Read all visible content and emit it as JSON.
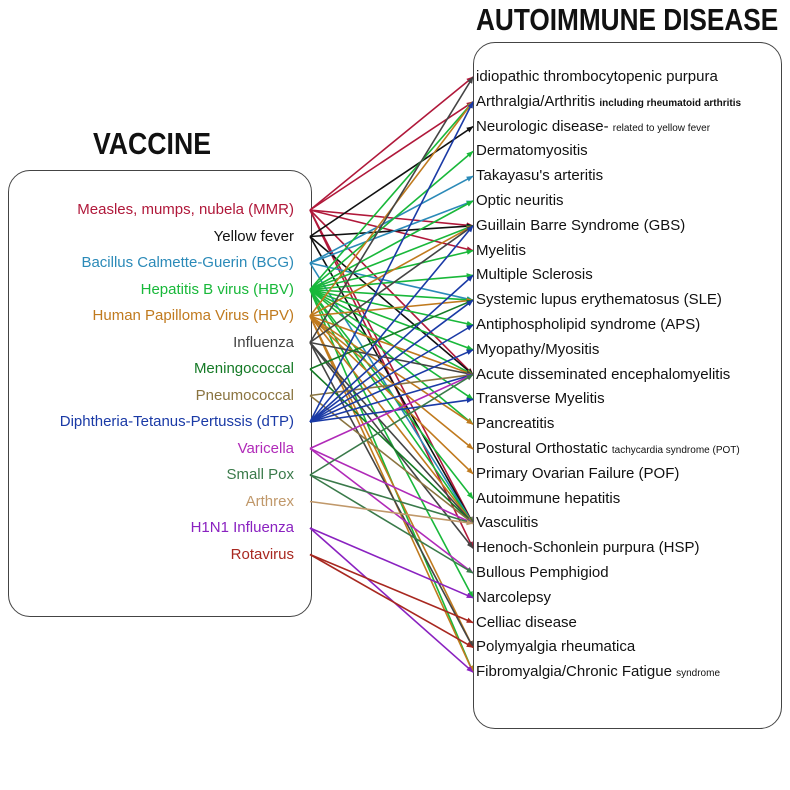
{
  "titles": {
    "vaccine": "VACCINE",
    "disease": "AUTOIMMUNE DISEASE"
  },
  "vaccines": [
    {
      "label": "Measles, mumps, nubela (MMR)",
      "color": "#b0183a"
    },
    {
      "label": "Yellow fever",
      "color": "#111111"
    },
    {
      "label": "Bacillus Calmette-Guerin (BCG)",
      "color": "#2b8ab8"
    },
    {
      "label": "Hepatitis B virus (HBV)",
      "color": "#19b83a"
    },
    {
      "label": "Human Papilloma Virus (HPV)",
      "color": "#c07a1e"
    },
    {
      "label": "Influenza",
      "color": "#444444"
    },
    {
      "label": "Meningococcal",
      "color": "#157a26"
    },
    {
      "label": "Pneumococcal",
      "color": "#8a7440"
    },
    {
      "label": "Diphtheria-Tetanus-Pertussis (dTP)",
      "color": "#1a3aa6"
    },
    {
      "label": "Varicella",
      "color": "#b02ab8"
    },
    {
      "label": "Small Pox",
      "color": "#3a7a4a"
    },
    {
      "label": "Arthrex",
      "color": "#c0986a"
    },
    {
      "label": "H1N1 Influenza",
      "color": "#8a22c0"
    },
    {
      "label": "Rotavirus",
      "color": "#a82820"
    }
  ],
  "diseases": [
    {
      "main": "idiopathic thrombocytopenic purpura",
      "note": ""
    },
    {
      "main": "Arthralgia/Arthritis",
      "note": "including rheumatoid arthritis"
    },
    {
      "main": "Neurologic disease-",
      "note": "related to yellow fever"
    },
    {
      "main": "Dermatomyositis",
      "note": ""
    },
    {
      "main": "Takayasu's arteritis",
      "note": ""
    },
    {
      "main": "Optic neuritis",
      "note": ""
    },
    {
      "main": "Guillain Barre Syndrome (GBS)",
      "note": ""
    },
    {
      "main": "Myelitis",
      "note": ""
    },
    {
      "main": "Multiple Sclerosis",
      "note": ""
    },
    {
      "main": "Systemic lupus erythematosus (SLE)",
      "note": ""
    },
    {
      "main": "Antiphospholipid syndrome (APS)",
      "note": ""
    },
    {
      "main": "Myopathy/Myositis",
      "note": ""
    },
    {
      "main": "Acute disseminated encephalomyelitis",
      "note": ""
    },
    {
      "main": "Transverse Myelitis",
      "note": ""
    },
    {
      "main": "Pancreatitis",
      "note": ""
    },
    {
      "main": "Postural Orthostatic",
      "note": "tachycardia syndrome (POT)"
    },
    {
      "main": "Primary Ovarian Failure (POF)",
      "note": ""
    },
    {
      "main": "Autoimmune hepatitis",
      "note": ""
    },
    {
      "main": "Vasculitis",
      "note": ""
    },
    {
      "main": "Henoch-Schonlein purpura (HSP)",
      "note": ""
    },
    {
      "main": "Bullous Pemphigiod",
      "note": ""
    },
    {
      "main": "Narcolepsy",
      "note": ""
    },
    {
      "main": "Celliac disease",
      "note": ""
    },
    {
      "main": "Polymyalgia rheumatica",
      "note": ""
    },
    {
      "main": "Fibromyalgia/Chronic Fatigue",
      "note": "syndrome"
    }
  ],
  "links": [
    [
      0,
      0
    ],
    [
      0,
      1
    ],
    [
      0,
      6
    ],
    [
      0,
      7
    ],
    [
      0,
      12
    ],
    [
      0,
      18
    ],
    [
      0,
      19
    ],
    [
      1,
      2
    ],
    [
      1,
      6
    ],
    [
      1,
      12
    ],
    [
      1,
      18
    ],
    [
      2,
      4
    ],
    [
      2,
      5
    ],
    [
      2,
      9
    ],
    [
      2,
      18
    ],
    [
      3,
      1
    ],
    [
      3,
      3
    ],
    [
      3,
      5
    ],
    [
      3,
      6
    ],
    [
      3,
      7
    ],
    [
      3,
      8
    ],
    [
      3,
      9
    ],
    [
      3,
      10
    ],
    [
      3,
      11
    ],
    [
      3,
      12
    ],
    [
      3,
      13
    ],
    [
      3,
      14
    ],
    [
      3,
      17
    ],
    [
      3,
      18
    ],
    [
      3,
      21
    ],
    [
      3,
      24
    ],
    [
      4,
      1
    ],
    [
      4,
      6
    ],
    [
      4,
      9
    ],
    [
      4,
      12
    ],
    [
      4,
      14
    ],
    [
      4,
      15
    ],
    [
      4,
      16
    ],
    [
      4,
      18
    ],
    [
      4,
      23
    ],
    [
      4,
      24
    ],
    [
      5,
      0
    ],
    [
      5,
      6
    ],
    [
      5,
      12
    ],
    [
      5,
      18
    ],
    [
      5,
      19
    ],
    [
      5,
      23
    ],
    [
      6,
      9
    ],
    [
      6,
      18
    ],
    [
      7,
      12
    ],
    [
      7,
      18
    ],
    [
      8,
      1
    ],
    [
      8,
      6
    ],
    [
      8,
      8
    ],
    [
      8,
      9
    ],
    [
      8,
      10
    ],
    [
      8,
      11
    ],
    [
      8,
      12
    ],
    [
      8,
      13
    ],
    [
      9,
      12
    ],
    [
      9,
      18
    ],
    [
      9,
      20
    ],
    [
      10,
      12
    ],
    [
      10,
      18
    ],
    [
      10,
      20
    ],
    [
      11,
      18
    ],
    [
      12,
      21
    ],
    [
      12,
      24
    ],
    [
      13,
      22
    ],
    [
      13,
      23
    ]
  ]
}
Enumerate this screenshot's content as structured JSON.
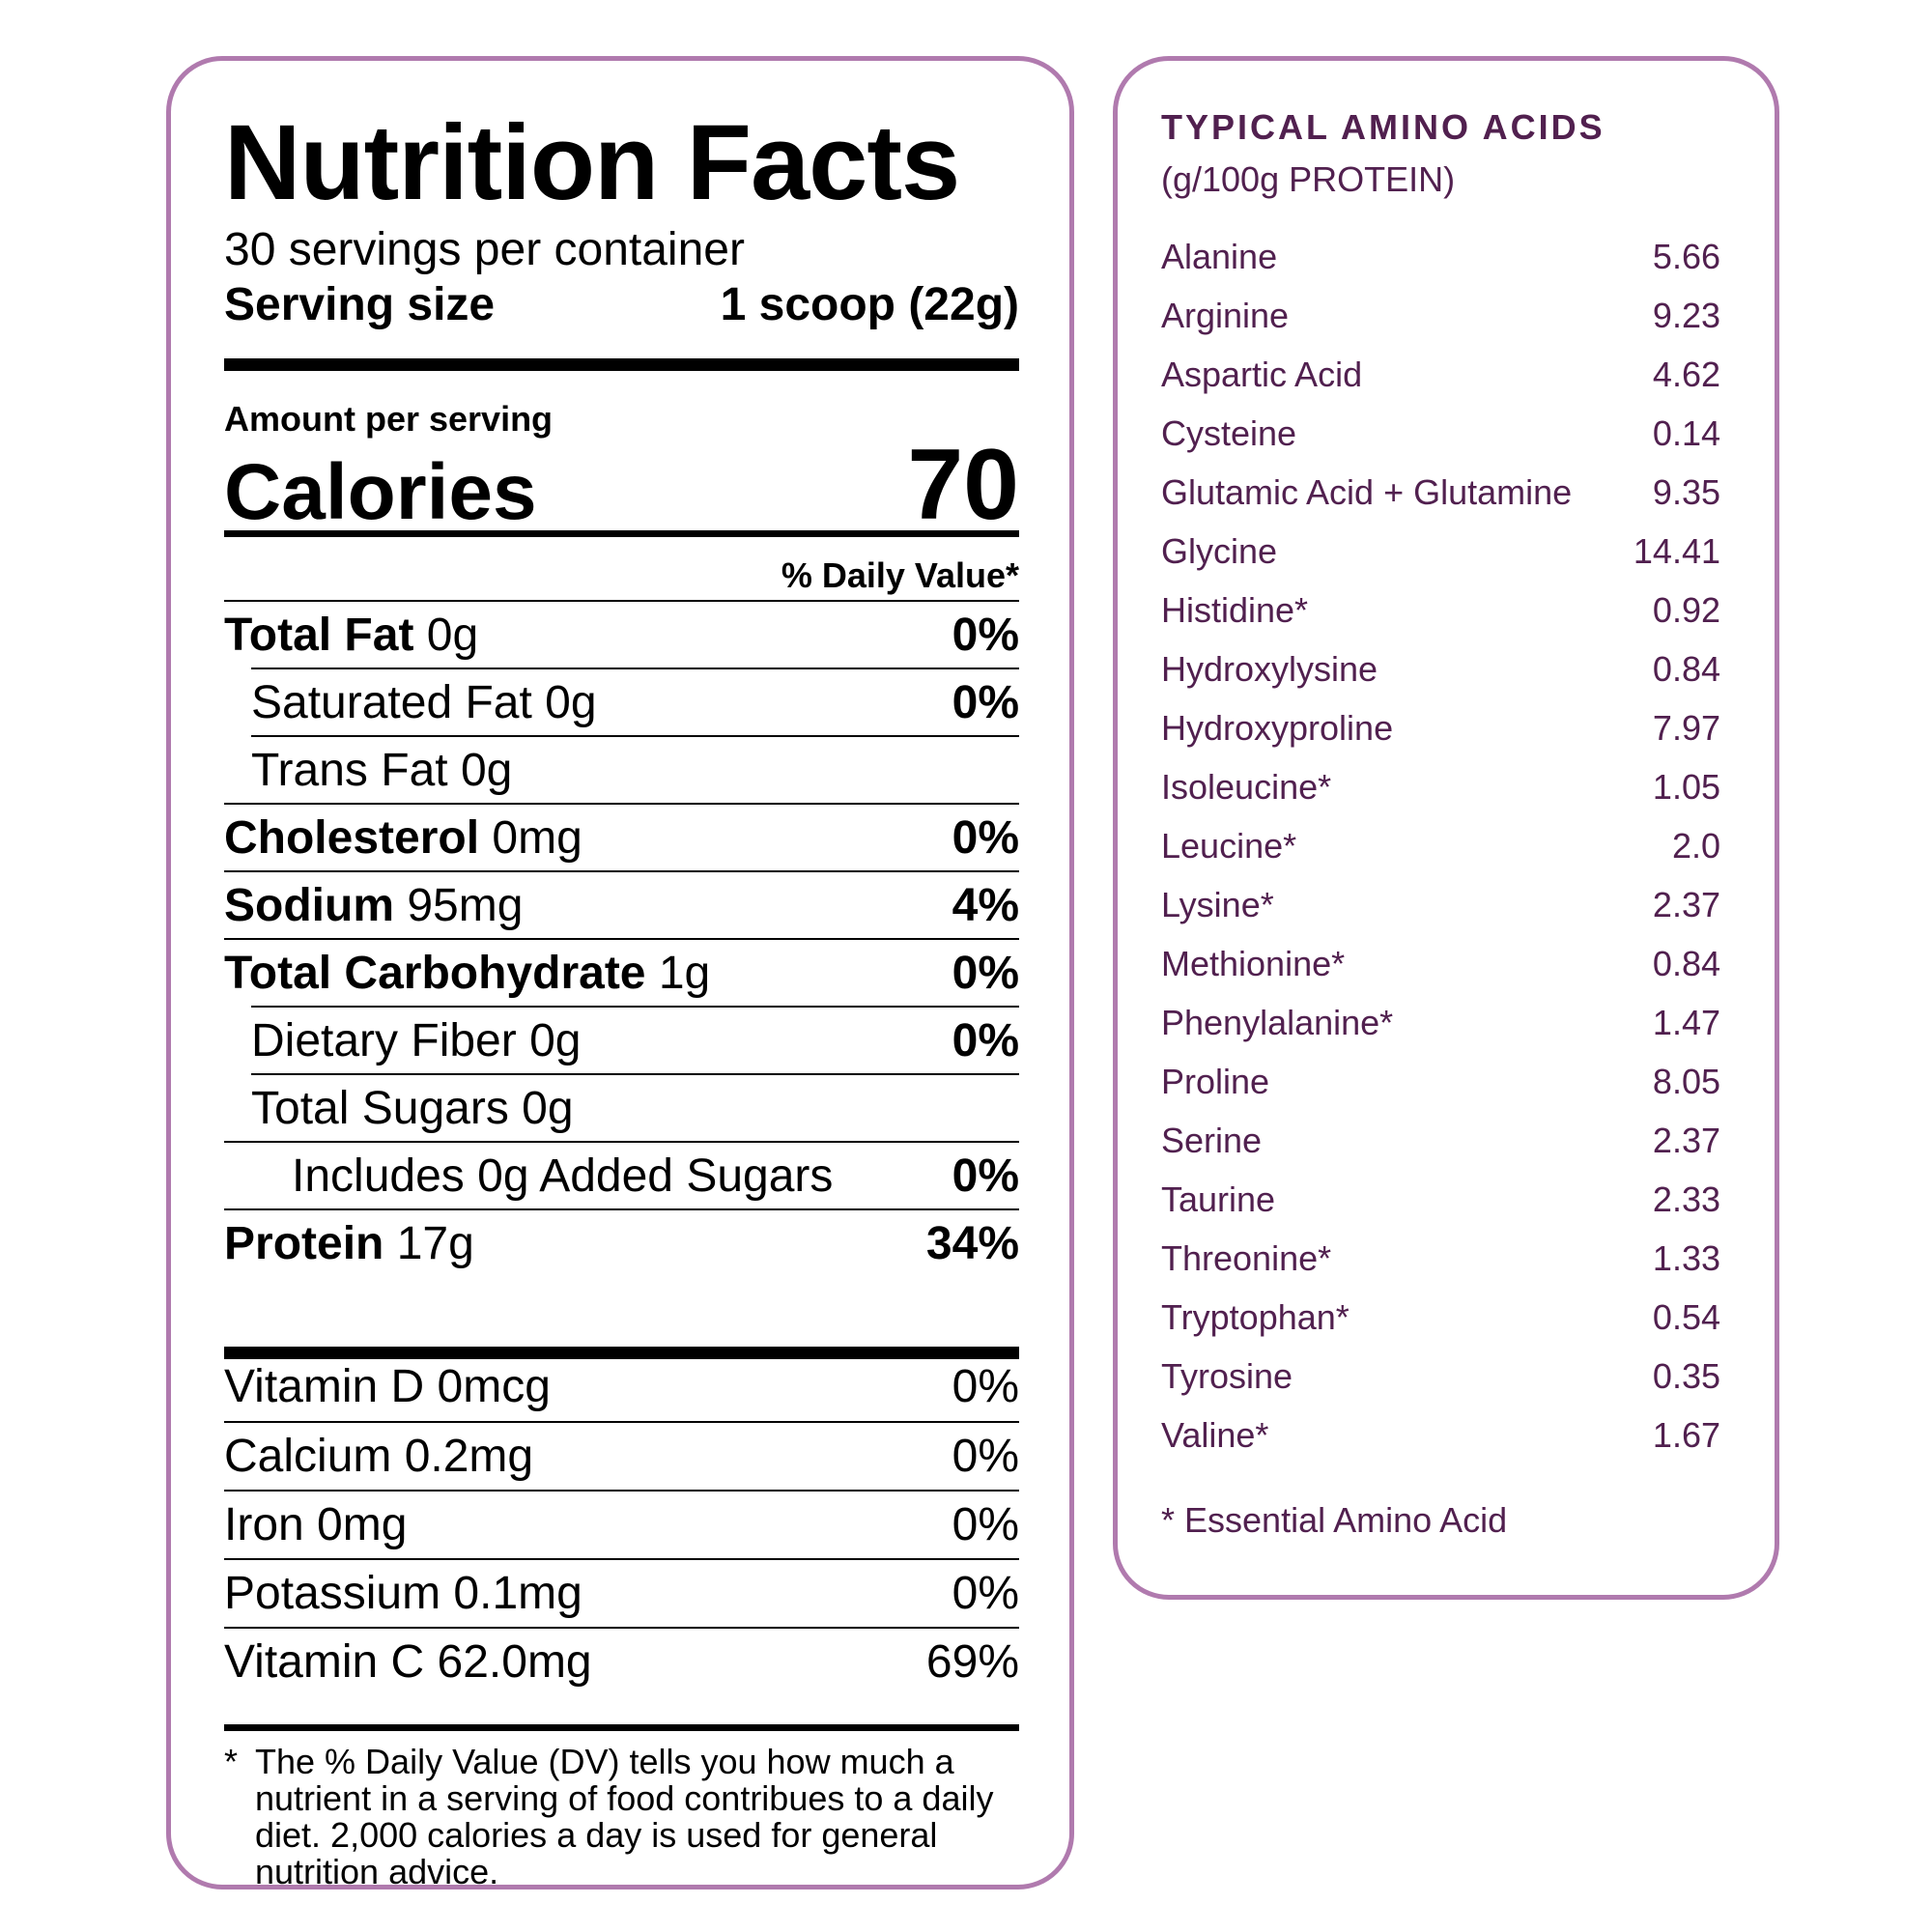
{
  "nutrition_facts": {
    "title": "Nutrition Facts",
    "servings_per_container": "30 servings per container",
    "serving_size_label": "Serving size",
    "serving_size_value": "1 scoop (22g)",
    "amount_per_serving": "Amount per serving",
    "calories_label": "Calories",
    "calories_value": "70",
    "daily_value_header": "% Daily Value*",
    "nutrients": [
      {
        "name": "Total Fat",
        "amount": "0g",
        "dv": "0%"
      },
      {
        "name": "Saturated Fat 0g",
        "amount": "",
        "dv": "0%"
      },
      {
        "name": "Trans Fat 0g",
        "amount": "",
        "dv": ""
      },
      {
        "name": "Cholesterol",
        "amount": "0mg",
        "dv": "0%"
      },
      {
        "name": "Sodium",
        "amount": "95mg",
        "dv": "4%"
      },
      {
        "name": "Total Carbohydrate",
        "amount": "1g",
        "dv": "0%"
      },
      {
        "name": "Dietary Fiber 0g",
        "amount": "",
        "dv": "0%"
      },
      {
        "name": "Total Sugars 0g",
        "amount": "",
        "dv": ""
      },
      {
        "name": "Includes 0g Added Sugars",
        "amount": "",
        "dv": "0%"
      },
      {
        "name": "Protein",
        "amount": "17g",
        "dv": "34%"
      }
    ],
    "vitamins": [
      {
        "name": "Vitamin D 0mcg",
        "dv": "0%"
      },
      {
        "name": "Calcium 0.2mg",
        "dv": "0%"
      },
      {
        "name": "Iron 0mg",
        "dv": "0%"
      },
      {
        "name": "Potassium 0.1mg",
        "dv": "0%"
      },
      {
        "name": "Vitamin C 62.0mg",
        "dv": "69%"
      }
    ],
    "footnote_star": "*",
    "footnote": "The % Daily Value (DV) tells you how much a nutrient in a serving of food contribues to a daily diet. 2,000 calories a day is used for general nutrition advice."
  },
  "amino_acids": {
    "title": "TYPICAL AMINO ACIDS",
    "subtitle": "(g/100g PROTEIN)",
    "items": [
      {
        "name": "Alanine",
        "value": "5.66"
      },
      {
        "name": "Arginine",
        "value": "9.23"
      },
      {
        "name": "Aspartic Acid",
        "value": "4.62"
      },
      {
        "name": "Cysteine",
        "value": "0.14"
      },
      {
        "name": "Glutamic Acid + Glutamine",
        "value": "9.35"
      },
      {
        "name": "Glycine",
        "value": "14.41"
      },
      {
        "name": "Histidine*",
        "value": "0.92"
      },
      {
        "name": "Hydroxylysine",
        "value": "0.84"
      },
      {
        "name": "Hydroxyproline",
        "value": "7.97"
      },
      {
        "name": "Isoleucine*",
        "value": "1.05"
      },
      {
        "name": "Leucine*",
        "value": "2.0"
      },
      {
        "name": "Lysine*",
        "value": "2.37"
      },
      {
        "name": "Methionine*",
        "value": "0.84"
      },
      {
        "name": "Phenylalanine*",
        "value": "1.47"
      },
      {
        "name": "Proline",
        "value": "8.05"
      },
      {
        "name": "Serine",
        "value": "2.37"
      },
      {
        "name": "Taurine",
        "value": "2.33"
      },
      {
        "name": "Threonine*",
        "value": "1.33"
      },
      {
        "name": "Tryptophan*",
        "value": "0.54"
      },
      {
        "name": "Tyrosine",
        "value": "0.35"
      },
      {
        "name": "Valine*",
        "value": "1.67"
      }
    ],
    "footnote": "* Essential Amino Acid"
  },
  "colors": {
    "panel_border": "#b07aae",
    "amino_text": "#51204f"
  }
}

- - - - -

**Directions:** Work out how many lines in the listing contain "fever", then write down that number and nothing else.

**Task response:** 2